Output the entries word for word. Omit images.

────────

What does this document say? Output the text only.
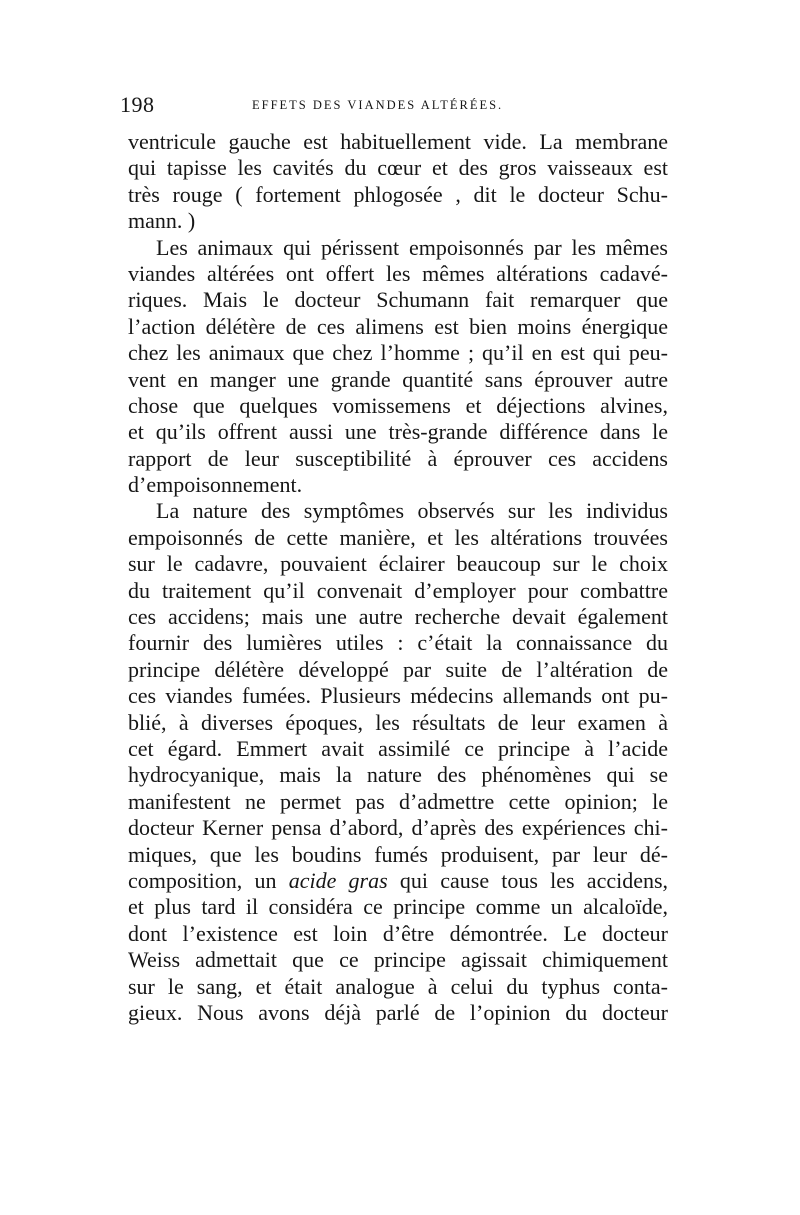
198	EFFETS DES VIANDES ALTÉRÉES.
ventricule gauche est habituellement vide. La membrane
qui tapisse les cavités du cœur et des gros vaisseaux est
très rouge ( fortement phlogosée , dit le docteur Schu-
mann. )
Les animaux qui périssent empoisonnés par les mêmes
viandes altérées ont offert les mêmes altérations cadavé-
riques. Mais le docteur Schumann fait remarquer que
l’action délétère de ces alimens est bien moins énergique
chez les animaux que chez l’homme ; qu’il en est qui peu-
vent en manger une grande quantité sans éprouver autre
chose que quelques vomissemens et déjections alvines,
et qu’ils offrent aussi une très-grande différence dans le
rapport de leur susceptibilité à éprouver ces accidens
d’empoisonnement.
La nature des symptômes observés sur les individus
empoisonnés de cette manière, et les altérations trouvées
sur le cadavre, pouvaient éclairer beaucoup sur le choix
du traitement qu’il convenait d’employer pour combattre
ces accidens; mais une autre recherche devait également
fournir des lumières utiles : c’était la connaissance du
principe délétère développé par suite de l’altération de
ces viandes fumées. Plusieurs médecins allemands ont pu-
blié, à diverses époques, les résultats de leur examen à
cet égard. Emmert avait assimilé ce principe à l’acide
hydrocyanique, mais la nature des phénomènes qui se
manifestent ne permet pas d’admettre cette opinion; le
docteur Kerner pensa d’abord, d’après des expériences chi-
miques, que les boudins fumés produisent, par leur dé-
composition, un acide gras qui cause tous les accidens,
et plus tard il considéra ce principe comme un alcaloïde,
dont l’existence est loin d’être démontrée. Le docteur
Weiss admettait que ce principe agissait chimiquement
sur le sang, et était analogue à celui du typhus conta-
gieux. Nous avons déjà parlé de l’opinion du docteur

────────

§ RESPONSE TO THIS EXERCISE:
What does this document say? Output the text only.
198	EFFETS DES VIANDES ALTÉRÉES.
ventricule gauche est habituellement vide. La membrane
qui tapisse les cavités du cœur et des gros vaisseaux est
très rouge ( fortement phlogosée , dit le docteur Schu-
mann. )
Les animaux qui périssent empoisonnés par les mêmes
viandes altérées ont offert les mêmes altérations cadavé-
riques. Mais le docteur Schumann fait remarquer que
l’action délétère de ces alimens est bien moins énergique
chez les animaux que chez l’homme ; qu’il en est qui peu-
vent en manger une grande quantité sans éprouver autre
chose que quelques vomissemens et déjections alvines,
et qu’ils offrent aussi une très-grande différence dans le
rapport de leur susceptibilité à éprouver ces accidens
d’empoisonnement.
La nature des symptômes observés sur les individus
empoisonnés de cette manière, et les altérations trouvées
sur le cadavre, pouvaient éclairer beaucoup sur le choix
du traitement qu’il convenait d’employer pour combattre
ces accidens; mais une autre recherche devait également
fournir des lumières utiles : c’était la connaissance du
principe délétère développé par suite de l’altération de
ces viandes fumées. Plusieurs médecins allemands ont pu-
blié, à diverses époques, les résultats de leur examen à
cet égard. Emmert avait assimilé ce principe à l’acide
hydrocyanique, mais la nature des phénomènes qui se
manifestent ne permet pas d’admettre cette opinion; le
docteur Kerner pensa d’abord, d’après des expériences chi-
miques, que les boudins fumés produisent, par leur dé-
composition, un acide gras qui cause tous les accidens,
et plus tard il considéra ce principe comme un alcaloïde,
dont l’existence est loin d’être démontrée. Le docteur
Weiss admettait que ce principe agissait chimiquement
sur le sang, et était analogue à celui du typhus conta-
gieux. Nous avons déjà parlé de l’opinion du docteur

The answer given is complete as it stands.